>> begin SUPPLIED RECORDS
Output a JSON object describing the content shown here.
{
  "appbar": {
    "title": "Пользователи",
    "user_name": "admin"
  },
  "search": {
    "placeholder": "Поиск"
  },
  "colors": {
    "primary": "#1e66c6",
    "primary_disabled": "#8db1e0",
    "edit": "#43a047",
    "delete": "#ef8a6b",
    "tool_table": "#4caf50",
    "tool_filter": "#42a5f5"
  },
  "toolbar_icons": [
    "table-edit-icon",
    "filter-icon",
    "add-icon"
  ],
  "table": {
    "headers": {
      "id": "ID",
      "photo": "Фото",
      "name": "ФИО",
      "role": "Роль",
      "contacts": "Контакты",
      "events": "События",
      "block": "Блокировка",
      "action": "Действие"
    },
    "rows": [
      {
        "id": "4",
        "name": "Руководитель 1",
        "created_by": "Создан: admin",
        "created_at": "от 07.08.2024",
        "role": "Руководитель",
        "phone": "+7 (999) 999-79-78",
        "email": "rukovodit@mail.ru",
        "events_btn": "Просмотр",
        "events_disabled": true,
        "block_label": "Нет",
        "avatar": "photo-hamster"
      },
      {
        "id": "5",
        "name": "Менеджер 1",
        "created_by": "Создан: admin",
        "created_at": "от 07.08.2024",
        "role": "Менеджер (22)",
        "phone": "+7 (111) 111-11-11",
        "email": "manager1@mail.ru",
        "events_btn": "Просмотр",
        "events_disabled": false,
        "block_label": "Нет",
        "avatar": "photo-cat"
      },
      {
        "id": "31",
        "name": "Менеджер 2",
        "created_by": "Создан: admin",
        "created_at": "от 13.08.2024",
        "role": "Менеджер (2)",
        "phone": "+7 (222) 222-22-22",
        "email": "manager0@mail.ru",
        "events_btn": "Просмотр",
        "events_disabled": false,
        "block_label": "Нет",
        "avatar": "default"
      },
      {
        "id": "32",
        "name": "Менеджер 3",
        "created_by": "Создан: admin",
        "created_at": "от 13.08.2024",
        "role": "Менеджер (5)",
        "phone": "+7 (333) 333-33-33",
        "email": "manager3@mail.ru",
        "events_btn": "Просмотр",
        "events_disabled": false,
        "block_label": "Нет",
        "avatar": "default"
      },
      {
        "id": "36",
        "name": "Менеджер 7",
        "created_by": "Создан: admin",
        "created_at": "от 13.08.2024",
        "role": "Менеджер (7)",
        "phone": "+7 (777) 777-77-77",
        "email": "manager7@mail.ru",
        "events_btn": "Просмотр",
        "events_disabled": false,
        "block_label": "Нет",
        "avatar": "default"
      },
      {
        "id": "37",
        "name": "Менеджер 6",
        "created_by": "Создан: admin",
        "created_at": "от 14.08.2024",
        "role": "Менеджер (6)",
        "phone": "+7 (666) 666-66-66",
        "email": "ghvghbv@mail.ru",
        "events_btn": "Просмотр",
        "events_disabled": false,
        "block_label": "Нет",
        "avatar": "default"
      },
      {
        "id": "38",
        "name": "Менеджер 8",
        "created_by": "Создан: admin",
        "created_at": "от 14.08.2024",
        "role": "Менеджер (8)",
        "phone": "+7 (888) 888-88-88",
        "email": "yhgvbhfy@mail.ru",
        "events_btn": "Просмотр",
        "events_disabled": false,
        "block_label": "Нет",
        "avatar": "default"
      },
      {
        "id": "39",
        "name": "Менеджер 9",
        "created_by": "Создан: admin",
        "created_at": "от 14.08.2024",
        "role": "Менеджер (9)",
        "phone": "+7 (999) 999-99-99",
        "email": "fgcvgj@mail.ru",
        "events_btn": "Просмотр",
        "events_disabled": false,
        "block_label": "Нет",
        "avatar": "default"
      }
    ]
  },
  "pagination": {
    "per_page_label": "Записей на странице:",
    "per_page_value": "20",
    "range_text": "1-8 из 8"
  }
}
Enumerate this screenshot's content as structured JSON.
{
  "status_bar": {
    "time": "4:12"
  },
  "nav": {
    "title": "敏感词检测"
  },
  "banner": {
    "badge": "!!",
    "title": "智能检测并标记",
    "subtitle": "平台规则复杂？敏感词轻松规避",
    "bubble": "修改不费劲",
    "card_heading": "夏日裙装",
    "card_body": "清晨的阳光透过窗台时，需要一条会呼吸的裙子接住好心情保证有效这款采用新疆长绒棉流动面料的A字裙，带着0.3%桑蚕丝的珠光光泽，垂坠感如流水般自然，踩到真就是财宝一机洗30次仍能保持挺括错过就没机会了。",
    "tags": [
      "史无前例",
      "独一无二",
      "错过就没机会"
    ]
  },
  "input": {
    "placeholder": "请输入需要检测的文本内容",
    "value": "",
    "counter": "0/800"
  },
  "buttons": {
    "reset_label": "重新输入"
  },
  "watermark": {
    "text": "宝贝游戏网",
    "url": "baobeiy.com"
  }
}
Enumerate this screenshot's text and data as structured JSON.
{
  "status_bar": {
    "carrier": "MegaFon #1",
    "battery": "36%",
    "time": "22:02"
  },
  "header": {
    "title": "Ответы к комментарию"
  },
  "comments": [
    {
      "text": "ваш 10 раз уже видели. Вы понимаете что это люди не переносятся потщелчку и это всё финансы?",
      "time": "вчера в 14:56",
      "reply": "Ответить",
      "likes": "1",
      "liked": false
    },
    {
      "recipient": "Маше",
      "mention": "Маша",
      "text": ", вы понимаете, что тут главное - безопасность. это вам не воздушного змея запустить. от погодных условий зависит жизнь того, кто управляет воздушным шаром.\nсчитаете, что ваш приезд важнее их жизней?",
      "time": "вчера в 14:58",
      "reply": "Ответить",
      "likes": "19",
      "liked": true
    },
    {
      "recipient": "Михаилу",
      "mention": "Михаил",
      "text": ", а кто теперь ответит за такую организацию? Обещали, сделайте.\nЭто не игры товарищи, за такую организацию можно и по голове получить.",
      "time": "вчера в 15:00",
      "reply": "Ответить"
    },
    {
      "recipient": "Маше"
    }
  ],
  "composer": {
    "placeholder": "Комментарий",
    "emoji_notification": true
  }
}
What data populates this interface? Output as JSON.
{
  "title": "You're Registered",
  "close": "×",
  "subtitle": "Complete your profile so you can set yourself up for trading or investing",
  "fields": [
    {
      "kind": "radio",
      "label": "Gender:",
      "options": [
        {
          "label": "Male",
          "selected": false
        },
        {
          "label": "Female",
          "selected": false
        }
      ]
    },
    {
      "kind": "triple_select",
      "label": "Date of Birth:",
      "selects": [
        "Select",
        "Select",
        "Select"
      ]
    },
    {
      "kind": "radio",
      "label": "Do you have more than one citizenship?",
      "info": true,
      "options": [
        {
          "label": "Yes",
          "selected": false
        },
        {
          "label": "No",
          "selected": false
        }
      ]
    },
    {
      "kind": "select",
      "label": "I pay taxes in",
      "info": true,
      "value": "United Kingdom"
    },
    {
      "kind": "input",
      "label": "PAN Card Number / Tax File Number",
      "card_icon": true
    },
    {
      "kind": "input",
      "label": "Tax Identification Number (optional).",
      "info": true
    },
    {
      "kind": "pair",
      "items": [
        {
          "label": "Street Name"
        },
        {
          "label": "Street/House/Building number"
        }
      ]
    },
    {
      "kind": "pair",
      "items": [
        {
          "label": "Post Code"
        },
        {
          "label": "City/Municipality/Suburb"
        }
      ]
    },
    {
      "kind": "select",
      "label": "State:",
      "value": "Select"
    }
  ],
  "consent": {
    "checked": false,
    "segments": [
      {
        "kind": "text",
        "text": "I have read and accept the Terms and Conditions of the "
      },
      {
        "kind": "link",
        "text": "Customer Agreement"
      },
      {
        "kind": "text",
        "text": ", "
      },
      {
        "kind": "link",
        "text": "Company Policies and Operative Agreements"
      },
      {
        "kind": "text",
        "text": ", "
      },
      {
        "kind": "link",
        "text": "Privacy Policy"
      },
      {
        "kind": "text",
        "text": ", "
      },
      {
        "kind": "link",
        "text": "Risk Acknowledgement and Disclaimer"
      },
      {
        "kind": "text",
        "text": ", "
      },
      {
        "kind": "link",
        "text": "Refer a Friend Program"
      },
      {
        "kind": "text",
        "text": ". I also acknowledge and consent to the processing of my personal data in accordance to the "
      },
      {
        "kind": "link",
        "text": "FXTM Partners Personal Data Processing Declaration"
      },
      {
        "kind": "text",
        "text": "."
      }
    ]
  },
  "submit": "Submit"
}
>> end SUPPLIED RECORDS
Copy every line of the records above that contains "structured".

Enumerate this screenshot's content as structured JSON.
Enumerate this screenshot's text and data as structured JSON.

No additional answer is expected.